(Rows from a figure dataset)
* * *
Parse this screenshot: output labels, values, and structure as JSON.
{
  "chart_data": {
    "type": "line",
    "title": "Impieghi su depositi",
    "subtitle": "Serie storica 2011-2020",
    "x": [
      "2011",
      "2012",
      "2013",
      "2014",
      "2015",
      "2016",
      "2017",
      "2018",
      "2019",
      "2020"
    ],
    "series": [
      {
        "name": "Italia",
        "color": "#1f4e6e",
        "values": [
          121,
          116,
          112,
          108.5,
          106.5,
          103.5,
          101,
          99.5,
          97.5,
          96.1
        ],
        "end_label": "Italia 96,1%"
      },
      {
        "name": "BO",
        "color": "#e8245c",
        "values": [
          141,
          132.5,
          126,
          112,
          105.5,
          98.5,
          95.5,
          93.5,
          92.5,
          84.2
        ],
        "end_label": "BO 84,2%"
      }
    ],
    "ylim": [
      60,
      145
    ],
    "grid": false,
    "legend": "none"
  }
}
* * *
Exercise description: Return every line exactly.

Worked solution:
Parse this screenshot: output labels, values, and structure as JSON.
{
  "chart_data": {
    "type": "line",
    "title": "Impieghi su depositi",
    "subtitle": "Serie storica 2011-2020",
    "x": [
      "2011",
      "2012",
      "2013",
      "2014",
      "2015",
      "2016",
      "2017",
      "2018",
      "2019",
      "2020"
    ],
    "series": [
      {
        "name": "Italia",
        "color": "#1f4e6e",
        "values": [
          121,
          116,
          112,
          108.5,
          106.5,
          103.5,
          101,
          99.5,
          97.5,
          96.1
        ],
        "end_label": "Italia 96,1%"
      },
      {
        "name": "BO",
        "color": "#e8245c",
        "values": [
          141,
          132.5,
          126,
          112,
          105.5,
          98.5,
          95.5,
          93.5,
          92.5,
          84.2
        ],
        "end_label": "BO 84,2%"
      }
    ],
    "ylim": [
      60,
      145
    ],
    "grid": false,
    "legend": "none"
  }
}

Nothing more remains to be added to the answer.